(Items from a dataset)
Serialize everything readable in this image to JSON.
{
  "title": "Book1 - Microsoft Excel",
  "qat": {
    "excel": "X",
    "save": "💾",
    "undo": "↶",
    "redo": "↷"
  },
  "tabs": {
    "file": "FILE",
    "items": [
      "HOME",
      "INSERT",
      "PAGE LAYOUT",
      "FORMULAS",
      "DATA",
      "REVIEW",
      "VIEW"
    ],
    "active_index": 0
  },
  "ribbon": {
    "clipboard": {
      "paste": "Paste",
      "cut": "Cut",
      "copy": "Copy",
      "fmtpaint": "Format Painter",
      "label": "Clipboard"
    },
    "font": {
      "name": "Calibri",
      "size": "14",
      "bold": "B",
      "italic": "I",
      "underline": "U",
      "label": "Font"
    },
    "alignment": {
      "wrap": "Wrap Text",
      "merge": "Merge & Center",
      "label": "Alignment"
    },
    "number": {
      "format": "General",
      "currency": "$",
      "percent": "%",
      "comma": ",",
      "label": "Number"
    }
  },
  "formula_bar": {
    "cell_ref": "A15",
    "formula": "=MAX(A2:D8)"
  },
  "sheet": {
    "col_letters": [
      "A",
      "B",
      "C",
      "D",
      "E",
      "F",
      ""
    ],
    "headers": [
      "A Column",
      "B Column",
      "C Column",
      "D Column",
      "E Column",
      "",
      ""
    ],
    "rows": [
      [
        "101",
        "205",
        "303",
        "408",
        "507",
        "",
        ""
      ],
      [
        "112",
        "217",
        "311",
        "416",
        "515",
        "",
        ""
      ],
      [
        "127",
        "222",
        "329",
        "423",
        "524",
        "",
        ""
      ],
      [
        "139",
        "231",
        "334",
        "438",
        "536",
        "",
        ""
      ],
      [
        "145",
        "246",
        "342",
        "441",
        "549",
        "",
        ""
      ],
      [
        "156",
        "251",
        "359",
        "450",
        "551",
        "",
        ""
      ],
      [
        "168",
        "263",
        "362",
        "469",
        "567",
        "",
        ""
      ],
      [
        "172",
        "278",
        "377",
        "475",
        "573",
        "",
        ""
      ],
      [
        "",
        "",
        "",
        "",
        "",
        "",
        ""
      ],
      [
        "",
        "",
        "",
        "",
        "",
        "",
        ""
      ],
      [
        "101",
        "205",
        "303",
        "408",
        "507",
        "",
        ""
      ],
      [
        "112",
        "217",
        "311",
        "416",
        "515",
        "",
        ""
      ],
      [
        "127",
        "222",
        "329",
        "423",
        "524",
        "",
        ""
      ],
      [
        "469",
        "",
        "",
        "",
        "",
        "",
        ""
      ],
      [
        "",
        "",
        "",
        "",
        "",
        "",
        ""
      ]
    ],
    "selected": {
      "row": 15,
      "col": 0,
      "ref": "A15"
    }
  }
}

◆ BRIEF: Where a line in the entries holds "Column", copy that line.

◆ SOLUTION TO THE PROBLEM:
      "A Column",
      "B Column",
      "C Column",
      "D Column",
      "E Column",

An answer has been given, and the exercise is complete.